__Challenge__: Each line below should be quoted exactly, please.
>> BEGIN Data
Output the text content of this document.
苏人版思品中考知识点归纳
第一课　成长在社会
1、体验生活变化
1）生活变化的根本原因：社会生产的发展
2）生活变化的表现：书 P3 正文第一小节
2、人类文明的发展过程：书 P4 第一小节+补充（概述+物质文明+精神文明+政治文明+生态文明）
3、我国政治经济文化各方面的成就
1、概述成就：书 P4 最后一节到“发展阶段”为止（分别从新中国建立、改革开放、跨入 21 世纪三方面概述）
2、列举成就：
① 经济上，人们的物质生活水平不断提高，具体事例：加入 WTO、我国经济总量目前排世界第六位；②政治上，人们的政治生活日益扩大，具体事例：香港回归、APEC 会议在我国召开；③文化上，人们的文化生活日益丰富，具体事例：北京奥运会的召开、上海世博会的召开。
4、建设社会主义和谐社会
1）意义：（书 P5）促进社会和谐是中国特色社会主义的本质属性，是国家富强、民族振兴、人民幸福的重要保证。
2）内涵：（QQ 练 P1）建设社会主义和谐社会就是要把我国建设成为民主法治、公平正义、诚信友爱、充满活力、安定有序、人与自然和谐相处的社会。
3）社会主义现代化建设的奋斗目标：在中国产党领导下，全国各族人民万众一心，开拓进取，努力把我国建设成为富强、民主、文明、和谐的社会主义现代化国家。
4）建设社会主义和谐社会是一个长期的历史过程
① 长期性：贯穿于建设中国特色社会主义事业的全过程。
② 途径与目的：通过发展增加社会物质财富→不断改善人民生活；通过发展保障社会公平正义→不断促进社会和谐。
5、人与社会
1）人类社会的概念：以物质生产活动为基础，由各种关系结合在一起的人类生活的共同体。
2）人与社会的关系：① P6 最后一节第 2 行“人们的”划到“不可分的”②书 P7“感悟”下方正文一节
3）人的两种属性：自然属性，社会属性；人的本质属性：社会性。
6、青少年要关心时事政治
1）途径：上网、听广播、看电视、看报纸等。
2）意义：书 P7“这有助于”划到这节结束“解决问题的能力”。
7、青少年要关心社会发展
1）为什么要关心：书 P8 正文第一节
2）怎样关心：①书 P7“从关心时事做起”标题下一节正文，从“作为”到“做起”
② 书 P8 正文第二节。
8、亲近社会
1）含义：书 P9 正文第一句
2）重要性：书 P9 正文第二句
>> END Data
__Task solution__:
Output the text content of this document.
苏人版思品中考知识点归纳
第一课　成长在社会
1、体验生活变化
1）生活变化的根本原因：社会生产的发展
2）生活变化的表现：书 P3 正文第一小节
2、人类文明的发展过程：书 P4 第一小节+补充（概述+物质文明+精神文明+政治文明+生态文明）
3、我国政治经济文化各方面的成就
1、概述成就：书 P4 最后一节到“发展阶段”为止（分别从新中国建立、改革开放、跨入 21 世纪三方面概述）
2、列举成就：
① 经济上，人们的物质生活水平不断提高，具体事例：加入 WTO、我国经济总量目前排世界第六位；②政治上，人们的政治生活日益扩大，具体事例：香港回归、APEC 会议在我国召开；③文化上，人们的文化生活日益丰富，具体事例：北京奥运会的召开、上海世博会的召开。
4、建设社会主义和谐社会
1）意义：（书 P5）促进社会和谐是中国特色社会主义的本质属性，是国家富强、民族振兴、人民幸福的重要保证。
2）内涵：（QQ 练 P1）建设社会主义和谐社会就是要把我国建设成为民主法治、公平正义、诚信友爱、充满活力、安定有序、人与自然和谐相处的社会。
3）社会主义现代化建设的奋斗目标：在中国产党领导下，全国各族人民万众一心，开拓进取，努力把我国建设成为富强、民主、文明、和谐的社会主义现代化国家。
4）建设社会主义和谐社会是一个长期的历史过程
① 长期性：贯穿于建设中国特色社会主义事业的全过程。
② 途径与目的：通过发展增加社会物质财富→不断改善人民生活；通过发展保障社会公平正义→不断促进社会和谐。
5、人与社会
1）人类社会的概念：以物质生产活动为基础，由各种关系结合在一起的人类生活的共同体。
2）人与社会的关系：① P6 最后一节第 2 行“人们的”划到“不可分的”②书 P7“感悟”下方正文一节
3）人的两种属性：自然属性，社会属性；人的本质属性：社会性。
6、青少年要关心时事政治
1）途径：上网、听广播、看电视、看报纸等。
2）意义：书 P7“这有助于”划到这节结束“解决问题的能力”。
7、青少年要关心社会发展
1）为什么要关心：书 P8 正文第一节
2）怎样关心：①书 P7“从关心时事做起”标题下一节正文，从“作为”到“做起”
② 书 P8 正文第二节。
8、亲近社会
1）含义：书 P9 正文第一句
2）重要性：书 P9 正文第二句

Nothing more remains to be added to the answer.